__JOB__
Return all the data below as it stands, minus the pictures.

--- start ---

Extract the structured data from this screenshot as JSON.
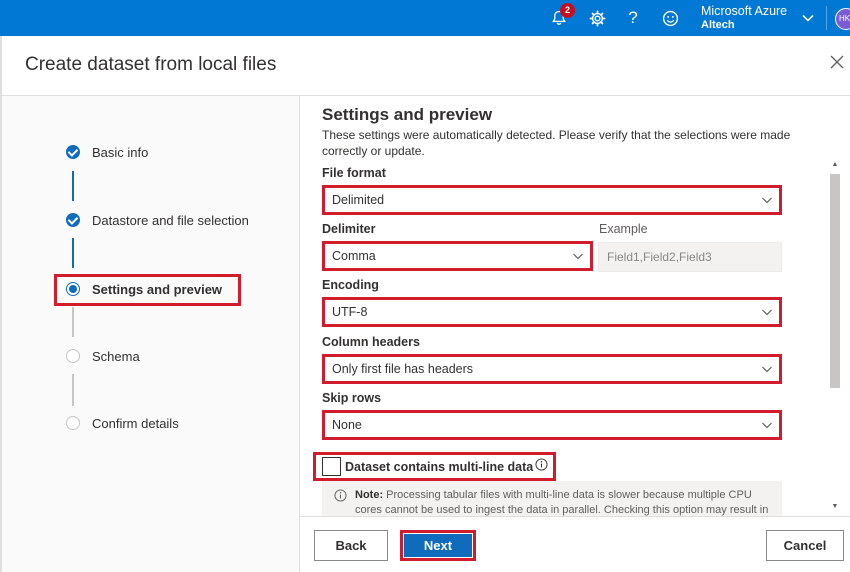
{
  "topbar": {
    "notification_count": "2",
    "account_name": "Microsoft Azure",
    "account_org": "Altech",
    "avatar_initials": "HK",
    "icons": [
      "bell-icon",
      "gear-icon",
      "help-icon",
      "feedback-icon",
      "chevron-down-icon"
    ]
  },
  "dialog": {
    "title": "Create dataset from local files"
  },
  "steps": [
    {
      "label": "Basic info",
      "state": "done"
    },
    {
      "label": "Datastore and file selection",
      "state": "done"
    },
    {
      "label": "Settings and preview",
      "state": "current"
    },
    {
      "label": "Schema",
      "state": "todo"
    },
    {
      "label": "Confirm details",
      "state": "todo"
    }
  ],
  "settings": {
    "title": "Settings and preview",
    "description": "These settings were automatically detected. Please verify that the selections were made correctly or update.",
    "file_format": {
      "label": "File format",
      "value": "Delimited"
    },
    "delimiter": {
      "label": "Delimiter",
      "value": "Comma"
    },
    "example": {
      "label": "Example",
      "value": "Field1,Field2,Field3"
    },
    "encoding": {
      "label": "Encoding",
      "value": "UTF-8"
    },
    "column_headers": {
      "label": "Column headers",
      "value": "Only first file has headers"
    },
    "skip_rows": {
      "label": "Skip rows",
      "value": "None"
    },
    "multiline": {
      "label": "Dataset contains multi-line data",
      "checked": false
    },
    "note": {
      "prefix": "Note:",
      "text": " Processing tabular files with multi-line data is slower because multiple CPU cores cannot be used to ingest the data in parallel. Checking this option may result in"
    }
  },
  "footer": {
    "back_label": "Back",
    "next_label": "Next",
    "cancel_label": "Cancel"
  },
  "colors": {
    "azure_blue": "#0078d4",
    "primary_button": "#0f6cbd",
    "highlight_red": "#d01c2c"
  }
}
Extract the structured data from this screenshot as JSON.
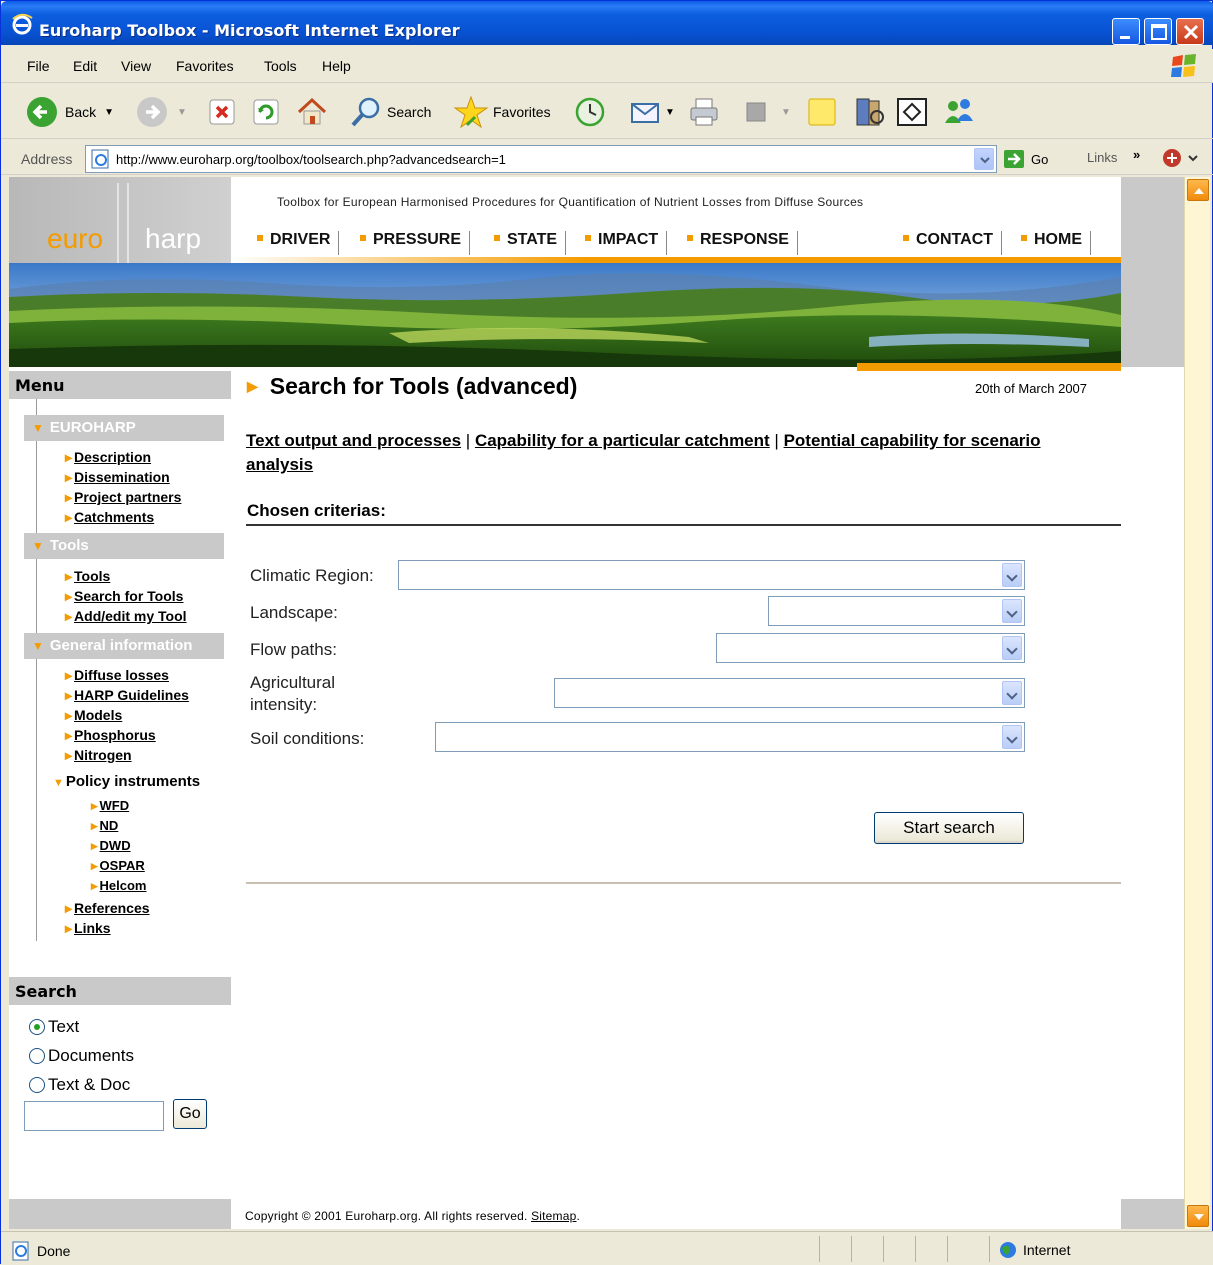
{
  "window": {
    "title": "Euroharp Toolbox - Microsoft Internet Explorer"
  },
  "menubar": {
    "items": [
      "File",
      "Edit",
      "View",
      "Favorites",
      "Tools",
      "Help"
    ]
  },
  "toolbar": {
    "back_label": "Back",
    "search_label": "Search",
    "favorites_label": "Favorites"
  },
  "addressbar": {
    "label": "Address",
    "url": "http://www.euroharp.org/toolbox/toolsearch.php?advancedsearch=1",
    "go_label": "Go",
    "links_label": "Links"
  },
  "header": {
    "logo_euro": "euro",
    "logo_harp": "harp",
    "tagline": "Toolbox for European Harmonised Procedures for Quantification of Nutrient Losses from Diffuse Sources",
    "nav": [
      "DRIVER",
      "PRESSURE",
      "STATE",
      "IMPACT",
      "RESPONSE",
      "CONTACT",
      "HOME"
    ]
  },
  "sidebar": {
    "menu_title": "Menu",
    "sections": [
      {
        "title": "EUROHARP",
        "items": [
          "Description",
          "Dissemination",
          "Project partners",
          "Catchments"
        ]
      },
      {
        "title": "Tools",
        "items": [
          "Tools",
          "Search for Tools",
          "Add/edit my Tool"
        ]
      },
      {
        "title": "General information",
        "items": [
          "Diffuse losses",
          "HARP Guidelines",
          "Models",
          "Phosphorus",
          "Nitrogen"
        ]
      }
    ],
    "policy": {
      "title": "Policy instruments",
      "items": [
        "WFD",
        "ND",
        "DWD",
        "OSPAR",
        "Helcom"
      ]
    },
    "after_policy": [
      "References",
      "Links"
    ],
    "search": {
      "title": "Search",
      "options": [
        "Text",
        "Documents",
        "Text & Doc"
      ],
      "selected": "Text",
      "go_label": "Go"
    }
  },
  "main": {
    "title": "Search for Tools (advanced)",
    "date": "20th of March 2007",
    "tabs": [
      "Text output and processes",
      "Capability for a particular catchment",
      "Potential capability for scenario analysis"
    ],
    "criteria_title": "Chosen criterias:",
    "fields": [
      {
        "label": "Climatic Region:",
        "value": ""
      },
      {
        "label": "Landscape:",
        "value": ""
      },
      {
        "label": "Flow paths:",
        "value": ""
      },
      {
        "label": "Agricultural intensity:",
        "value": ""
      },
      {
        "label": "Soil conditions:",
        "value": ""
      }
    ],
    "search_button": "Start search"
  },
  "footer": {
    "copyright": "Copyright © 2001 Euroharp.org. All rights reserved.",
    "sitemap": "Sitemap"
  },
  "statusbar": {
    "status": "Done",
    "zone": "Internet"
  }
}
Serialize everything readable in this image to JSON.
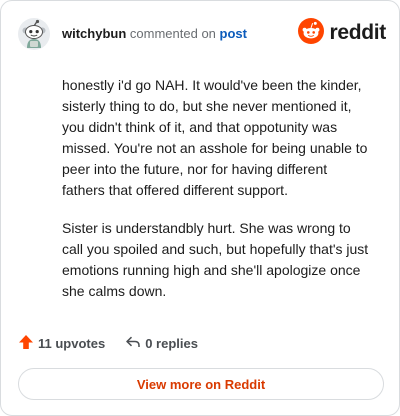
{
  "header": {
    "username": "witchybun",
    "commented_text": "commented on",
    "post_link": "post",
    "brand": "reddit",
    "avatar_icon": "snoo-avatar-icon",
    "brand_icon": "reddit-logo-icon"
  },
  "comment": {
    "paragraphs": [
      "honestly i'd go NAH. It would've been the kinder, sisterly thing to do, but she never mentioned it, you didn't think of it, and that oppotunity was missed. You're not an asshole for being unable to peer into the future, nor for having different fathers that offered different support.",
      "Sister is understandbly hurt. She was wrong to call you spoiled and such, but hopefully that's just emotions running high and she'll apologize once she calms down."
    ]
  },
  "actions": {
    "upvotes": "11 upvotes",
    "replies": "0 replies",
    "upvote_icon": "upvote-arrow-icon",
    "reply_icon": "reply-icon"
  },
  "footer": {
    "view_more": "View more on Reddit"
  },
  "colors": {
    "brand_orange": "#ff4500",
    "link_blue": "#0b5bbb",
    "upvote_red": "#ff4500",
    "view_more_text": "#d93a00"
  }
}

--- end ---

__COMPLETED TASK__
Extract the structured data from this screenshot as JSON.
{
  "topbar": {
    "notification_count": "2",
    "account_name": "Microsoft Azure",
    "account_org": "Altech",
    "avatar_initials": "HK",
    "icons": [
      "bell-icon",
      "gear-icon",
      "help-icon",
      "feedback-icon",
      "chevron-down-icon"
    ]
  },
  "dialog": {
    "title": "Create dataset from local files"
  },
  "steps": [
    {
      "label": "Basic info",
      "state": "done"
    },
    {
      "label": "Datastore and file selection",
      "state": "done"
    },
    {
      "label": "Settings and preview",
      "state": "current"
    },
    {
      "label": "Schema",
      "state": "todo"
    },
    {
      "label": "Confirm details",
      "state": "todo"
    }
  ],
  "settings": {
    "title": "Settings and preview",
    "description": "These settings were automatically detected. Please verify that the selections were made correctly or update.",
    "file_format": {
      "label": "File format",
      "value": "Delimited"
    },
    "delimiter": {
      "label": "Delimiter",
      "value": "Comma"
    },
    "example": {
      "label": "Example",
      "value": "Field1,Field2,Field3"
    },
    "encoding": {
      "label": "Encoding",
      "value": "UTF-8"
    },
    "column_headers": {
      "label": "Column headers",
      "value": "Only first file has headers"
    },
    "skip_rows": {
      "label": "Skip rows",
      "value": "None"
    },
    "multiline": {
      "label": "Dataset contains multi-line data",
      "checked": false
    },
    "note": {
      "prefix": "Note:",
      "text": " Processing tabular files with multi-line data is slower because multiple CPU cores cannot be used to ingest the data in parallel. Checking this option may result in"
    }
  },
  "footer": {
    "back_label": "Back",
    "next_label": "Next",
    "cancel_label": "Cancel"
  },
  "colors": {
    "azure_blue": "#0078d4",
    "primary_button": "#0f6cbd",
    "highlight_red": "#d01c2c"
  }
}
Extract the structured data from this screenshot as JSON.
{
  "window": {
    "title": "Euroharp Toolbox - Microsoft Internet Explorer"
  },
  "menubar": {
    "items": [
      "File",
      "Edit",
      "View",
      "Favorites",
      "Tools",
      "Help"
    ]
  },
  "toolbar": {
    "back_label": "Back",
    "search_label": "Search",
    "favorites_label": "Favorites"
  },
  "addressbar": {
    "label": "Address",
    "url": "http://www.euroharp.org/toolbox/toolsearch.php?advancedsearch=1",
    "go_label": "Go",
    "links_label": "Links"
  },
  "header": {
    "logo_euro": "euro",
    "logo_harp": "harp",
    "tagline": "Toolbox for European Harmonised Procedures for Quantification of Nutrient Losses from Diffuse Sources",
    "nav": [
      "DRIVER",
      "PRESSURE",
      "STATE",
      "IMPACT",
      "RESPONSE",
      "CONTACT",
      "HOME"
    ]
  },
  "sidebar": {
    "menu_title": "Menu",
    "sections": [
      {
        "title": "EUROHARP",
        "items": [
          "Description",
          "Dissemination",
          "Project partners",
          "Catchments"
        ]
      },
      {
        "title": "Tools",
        "items": [
          "Tools",
          "Search for Tools",
          "Add/edit my Tool"
        ]
      },
      {
        "title": "General information",
        "items": [
          "Diffuse losses",
          "HARP Guidelines",
          "Models",
          "Phosphorus",
          "Nitrogen"
        ]
      }
    ],
    "policy": {
      "title": "Policy instruments",
      "items": [
        "WFD",
        "ND",
        "DWD",
        "OSPAR",
        "Helcom"
      ]
    },
    "after_policy": [
      "References",
      "Links"
    ],
    "search": {
      "title": "Search",
      "options": [
        "Text",
        "Documents",
        "Text & Doc"
      ],
      "selected": "Text",
      "go_label": "Go"
    }
  },
  "main": {
    "title": "Search for Tools (advanced)",
    "date": "20th of March 2007",
    "tabs": [
      "Text output and processes",
      "Capability for a particular catchment",
      "Potential capability for scenario analysis"
    ],
    "criteria_title": "Chosen criterias:",
    "fields": [
      {
        "label": "Climatic Region:",
        "value": ""
      },
      {
        "label": "Landscape:",
        "value": ""
      },
      {
        "label": "Flow paths:",
        "value": ""
      },
      {
        "label": "Agricultural intensity:",
        "value": ""
      },
      {
        "label": "Soil conditions:",
        "value": ""
      }
    ],
    "search_button": "Start search"
  },
  "footer": {
    "copyright": "Copyright © 2001 Euroharp.org. All rights reserved.",
    "sitemap": "Sitemap"
  },
  "statusbar": {
    "status": "Done",
    "zone": "Internet"
  }
}
Serialize everything readable in this image to JSON.
{
  "header": {
    "username": "witchybun",
    "commented_text": "commented on",
    "post_link": "post",
    "brand": "reddit",
    "avatar_icon": "snoo-avatar-icon",
    "brand_icon": "reddit-logo-icon"
  },
  "comment": {
    "paragraphs": [
      "honestly i'd go NAH. It would've been the kinder, sisterly thing to do, but she never mentioned it, you didn't think of it, and that oppotunity was missed. You're not an asshole for being unable to peer into the future, nor for having different fathers that offered different support.",
      "Sister is understandbly hurt. She was wrong to call you spoiled and such, but hopefully that's just emotions running high and she'll apologize once she calms down."
    ]
  },
  "actions": {
    "upvotes": "11 upvotes",
    "replies": "0 replies",
    "upvote_icon": "upvote-arrow-icon",
    "reply_icon": "reply-icon"
  },
  "footer": {
    "view_more": "View more on Reddit"
  },
  "colors": {
    "brand_orange": "#ff4500",
    "link_blue": "#0b5bbb",
    "upvote_red": "#ff4500",
    "view_more_text": "#d93a00"
  }
}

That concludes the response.